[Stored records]
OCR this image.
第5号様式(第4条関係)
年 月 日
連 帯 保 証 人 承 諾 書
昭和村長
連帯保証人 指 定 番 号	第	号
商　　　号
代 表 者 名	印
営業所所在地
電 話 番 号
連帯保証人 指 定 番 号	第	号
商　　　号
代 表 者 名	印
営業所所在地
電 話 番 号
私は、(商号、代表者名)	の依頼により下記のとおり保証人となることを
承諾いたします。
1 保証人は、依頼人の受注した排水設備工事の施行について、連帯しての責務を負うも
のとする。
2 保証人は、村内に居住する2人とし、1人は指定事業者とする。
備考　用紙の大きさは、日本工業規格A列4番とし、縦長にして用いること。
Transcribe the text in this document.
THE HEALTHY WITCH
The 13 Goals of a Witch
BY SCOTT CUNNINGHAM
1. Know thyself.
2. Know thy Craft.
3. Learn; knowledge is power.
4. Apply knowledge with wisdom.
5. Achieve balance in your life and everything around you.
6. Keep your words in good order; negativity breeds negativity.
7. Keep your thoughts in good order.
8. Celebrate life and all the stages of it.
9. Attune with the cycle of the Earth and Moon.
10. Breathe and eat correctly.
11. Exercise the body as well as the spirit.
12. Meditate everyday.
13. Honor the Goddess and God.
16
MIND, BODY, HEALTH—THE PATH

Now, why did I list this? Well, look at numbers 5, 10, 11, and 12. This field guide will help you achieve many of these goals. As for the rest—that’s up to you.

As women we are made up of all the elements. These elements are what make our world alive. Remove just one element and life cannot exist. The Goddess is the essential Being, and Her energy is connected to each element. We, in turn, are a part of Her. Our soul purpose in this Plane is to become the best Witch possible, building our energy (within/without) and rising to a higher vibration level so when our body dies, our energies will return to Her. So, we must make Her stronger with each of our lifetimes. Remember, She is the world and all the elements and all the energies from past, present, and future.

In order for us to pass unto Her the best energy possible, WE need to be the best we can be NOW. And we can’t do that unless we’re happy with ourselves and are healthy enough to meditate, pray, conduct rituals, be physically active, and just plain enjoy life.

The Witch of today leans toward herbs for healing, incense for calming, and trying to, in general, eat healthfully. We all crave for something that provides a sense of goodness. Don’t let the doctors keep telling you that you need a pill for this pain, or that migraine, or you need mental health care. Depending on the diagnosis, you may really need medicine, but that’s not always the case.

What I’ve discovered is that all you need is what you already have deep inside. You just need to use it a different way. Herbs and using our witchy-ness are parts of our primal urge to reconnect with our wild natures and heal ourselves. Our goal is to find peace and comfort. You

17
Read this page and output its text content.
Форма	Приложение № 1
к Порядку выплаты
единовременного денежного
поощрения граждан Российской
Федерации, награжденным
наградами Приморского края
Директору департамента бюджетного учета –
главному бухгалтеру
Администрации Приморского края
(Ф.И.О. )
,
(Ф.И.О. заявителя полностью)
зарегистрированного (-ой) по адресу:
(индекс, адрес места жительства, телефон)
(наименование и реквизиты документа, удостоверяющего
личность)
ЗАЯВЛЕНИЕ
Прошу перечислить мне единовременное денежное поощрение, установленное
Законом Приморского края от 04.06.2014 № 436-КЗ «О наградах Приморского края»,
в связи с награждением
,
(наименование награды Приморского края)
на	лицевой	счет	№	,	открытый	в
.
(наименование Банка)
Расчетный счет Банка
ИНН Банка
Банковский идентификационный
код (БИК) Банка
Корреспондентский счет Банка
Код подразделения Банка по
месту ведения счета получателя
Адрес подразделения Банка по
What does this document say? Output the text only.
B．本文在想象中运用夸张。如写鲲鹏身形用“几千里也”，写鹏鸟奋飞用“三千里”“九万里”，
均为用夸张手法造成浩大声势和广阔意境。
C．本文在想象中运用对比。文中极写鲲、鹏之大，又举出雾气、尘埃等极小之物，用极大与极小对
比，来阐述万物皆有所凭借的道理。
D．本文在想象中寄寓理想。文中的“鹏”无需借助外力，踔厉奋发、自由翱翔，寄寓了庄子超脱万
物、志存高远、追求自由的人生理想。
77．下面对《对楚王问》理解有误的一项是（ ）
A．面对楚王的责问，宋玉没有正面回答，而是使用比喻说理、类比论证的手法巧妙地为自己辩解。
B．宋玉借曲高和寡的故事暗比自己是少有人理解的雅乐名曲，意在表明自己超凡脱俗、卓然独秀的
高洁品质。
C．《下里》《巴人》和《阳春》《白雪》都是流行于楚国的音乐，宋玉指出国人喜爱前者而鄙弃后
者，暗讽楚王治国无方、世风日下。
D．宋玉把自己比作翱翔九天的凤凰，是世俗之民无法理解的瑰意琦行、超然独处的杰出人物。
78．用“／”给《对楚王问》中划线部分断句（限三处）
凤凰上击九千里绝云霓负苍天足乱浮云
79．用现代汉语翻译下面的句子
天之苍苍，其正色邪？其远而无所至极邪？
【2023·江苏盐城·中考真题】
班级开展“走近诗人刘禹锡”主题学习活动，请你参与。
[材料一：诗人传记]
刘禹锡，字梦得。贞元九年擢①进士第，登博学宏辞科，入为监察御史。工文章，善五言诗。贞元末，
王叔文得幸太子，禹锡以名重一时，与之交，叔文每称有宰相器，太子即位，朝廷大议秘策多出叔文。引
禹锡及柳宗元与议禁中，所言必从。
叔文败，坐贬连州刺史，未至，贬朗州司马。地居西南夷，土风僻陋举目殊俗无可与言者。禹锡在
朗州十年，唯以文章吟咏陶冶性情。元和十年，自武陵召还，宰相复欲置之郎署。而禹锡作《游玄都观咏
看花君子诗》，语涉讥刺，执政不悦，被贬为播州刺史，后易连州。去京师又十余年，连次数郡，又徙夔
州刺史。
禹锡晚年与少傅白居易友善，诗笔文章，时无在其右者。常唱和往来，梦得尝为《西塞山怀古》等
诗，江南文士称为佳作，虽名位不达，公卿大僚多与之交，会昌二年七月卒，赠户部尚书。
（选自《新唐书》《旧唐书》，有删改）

# Task to carry out:
Reproduce the complete data exactly as presented above.

# Correct output:
OCR this image.
第5号様式(第4条関係)
年 月 日
連 帯 保 証 人 承 諾 書
昭和村長
連帯保証人 指 定 番 号	第	号
商　　　号
代 表 者 名	印
営業所所在地
電 話 番 号
連帯保証人 指 定 番 号	第	号
商　　　号
代 表 者 名	印
営業所所在地
電 話 番 号
私は、(商号、代表者名)	の依頼により下記のとおり保証人となることを
承諾いたします。
1 保証人は、依頼人の受注した排水設備工事の施行について、連帯しての責務を負うも
のとする。
2 保証人は、村内に居住する2人とし、1人は指定事業者とする。
備考　用紙の大きさは、日本工業規格A列4番とし、縦長にして用いること。
Transcribe the text in this document.
THE HEALTHY WITCH
The 13 Goals of a Witch
BY SCOTT CUNNINGHAM
1. Know thyself.
2. Know thy Craft.
3. Learn; knowledge is power.
4. Apply knowledge with wisdom.
5. Achieve balance in your life and everything around you.
6. Keep your words in good order; negativity breeds negativity.
7. Keep your thoughts in good order.
8. Celebrate life and all the stages of it.
9. Attune with the cycle of the Earth and Moon.
10. Breathe and eat correctly.
11. Exercise the body as well as the spirit.
12. Meditate everyday.
13. Honor the Goddess and God.
16
MIND, BODY, HEALTH—THE PATH

Now, why did I list this? Well, look at numbers 5, 10, 11, and 12. This field guide will help you achieve many of these goals. As for the rest—that’s up to you.

As women we are made up of all the elements. These elements are what make our world alive. Remove just one element and life cannot exist. The Goddess is the essential Being, and Her energy is connected to each element. We, in turn, are a part of Her. Our soul purpose in this Plane is to become the best Witch possible, building our energy (within/without) and rising to a higher vibration level so when our body dies, our energies will return to Her. So, we must make Her stronger with each of our lifetimes. Remember, She is the world and all the elements and all the energies from past, present, and future.

In order for us to pass unto Her the best energy possible, WE need to be the best we can be NOW. And we can’t do that unless we’re happy with ourselves and are healthy enough to meditate, pray, conduct rituals, be physically active, and just plain enjoy life.

The Witch of today leans toward herbs for healing, incense for calming, and trying to, in general, eat healthfully. We all crave for something that provides a sense of goodness. Don’t let the doctors keep telling you that you need a pill for this pain, or that migraine, or you need mental health care. Depending on the diagnosis, you may really need medicine, but that’s not always the case.

What I’ve discovered is that all you need is what you already have deep inside. You just need to use it a different way. Herbs and using our witchy-ness are parts of our primal urge to reconnect with our wild natures and heal ourselves. Our goal is to find peace and comfort. You

17
Read this page and output its text content.
Форма	Приложение № 1
к Порядку выплаты
единовременного денежного
поощрения граждан Российской
Федерации, награжденным
наградами Приморского края
Директору департамента бюджетного учета –
главному бухгалтеру
Администрации Приморского края
(Ф.И.О. )
,
(Ф.И.О. заявителя полностью)
зарегистрированного (-ой) по адресу:
(индекс, адрес места жительства, телефон)
(наименование и реквизиты документа, удостоверяющего
личность)
ЗАЯВЛЕНИЕ
Прошу перечислить мне единовременное денежное поощрение, установленное
Законом Приморского края от 04.06.2014 № 436-КЗ «О наградах Приморского края»,
в связи с награждением
,
(наименование награды Приморского края)
на	лицевой	счет	№	,	открытый	в
.
(наименование Банка)
Расчетный счет Банка
ИНН Банка
Банковский идентификационный
код (БИК) Банка
Корреспондентский счет Банка
Код подразделения Банка по
месту ведения счета получателя
Адрес подразделения Банка по
What does this document say? Output the text only.
B．本文在想象中运用夸张。如写鲲鹏身形用“几千里也”，写鹏鸟奋飞用“三千里”“九万里”，
均为用夸张手法造成浩大声势和广阔意境。
C．本文在想象中运用对比。文中极写鲲、鹏之大，又举出雾气、尘埃等极小之物，用极大与极小对
比，来阐述万物皆有所凭借的道理。
D．本文在想象中寄寓理想。文中的“鹏”无需借助外力，踔厉奋发、自由翱翔，寄寓了庄子超脱万
物、志存高远、追求自由的人生理想。
77．下面对《对楚王问》理解有误的一项是（ ）
A．面对楚王的责问，宋玉没有正面回答，而是使用比喻说理、类比论证的手法巧妙地为自己辩解。
B．宋玉借曲高和寡的故事暗比自己是少有人理解的雅乐名曲，意在表明自己超凡脱俗、卓然独秀的
高洁品质。
C．《下里》《巴人》和《阳春》《白雪》都是流行于楚国的音乐，宋玉指出国人喜爱前者而鄙弃后
者，暗讽楚王治国无方、世风日下。
D．宋玉把自己比作翱翔九天的凤凰，是世俗之民无法理解的瑰意琦行、超然独处的杰出人物。
78．用“／”给《对楚王问》中划线部分断句（限三处）
凤凰上击九千里绝云霓负苍天足乱浮云
79．用现代汉语翻译下面的句子
天之苍苍，其正色邪？其远而无所至极邪？
【2023·江苏盐城·中考真题】
班级开展“走近诗人刘禹锡”主题学习活动，请你参与。
[材料一：诗人传记]
刘禹锡，字梦得。贞元九年擢①进士第，登博学宏辞科，入为监察御史。工文章，善五言诗。贞元末，
王叔文得幸太子，禹锡以名重一时，与之交，叔文每称有宰相器，太子即位，朝廷大议秘策多出叔文。引
禹锡及柳宗元与议禁中，所言必从。
叔文败，坐贬连州刺史，未至，贬朗州司马。地居西南夷，土风僻陋举目殊俗无可与言者。禹锡在
朗州十年，唯以文章吟咏陶冶性情。元和十年，自武陵召还，宰相复欲置之郎署。而禹锡作《游玄都观咏
看花君子诗》，语涉讥刺，执政不悦，被贬为播州刺史，后易连州。去京师又十余年，连次数郡，又徙夔
州刺史。
禹锡晚年与少傅白居易友善，诗笔文章，时无在其右者。常唱和往来，梦得尝为《西塞山怀古》等
诗，江南文士称为佳作，虽名位不达，公卿大僚多与之交，会昌二年七月卒，赠户部尚书。
（选自《新唐书》《旧唐书》，有删改）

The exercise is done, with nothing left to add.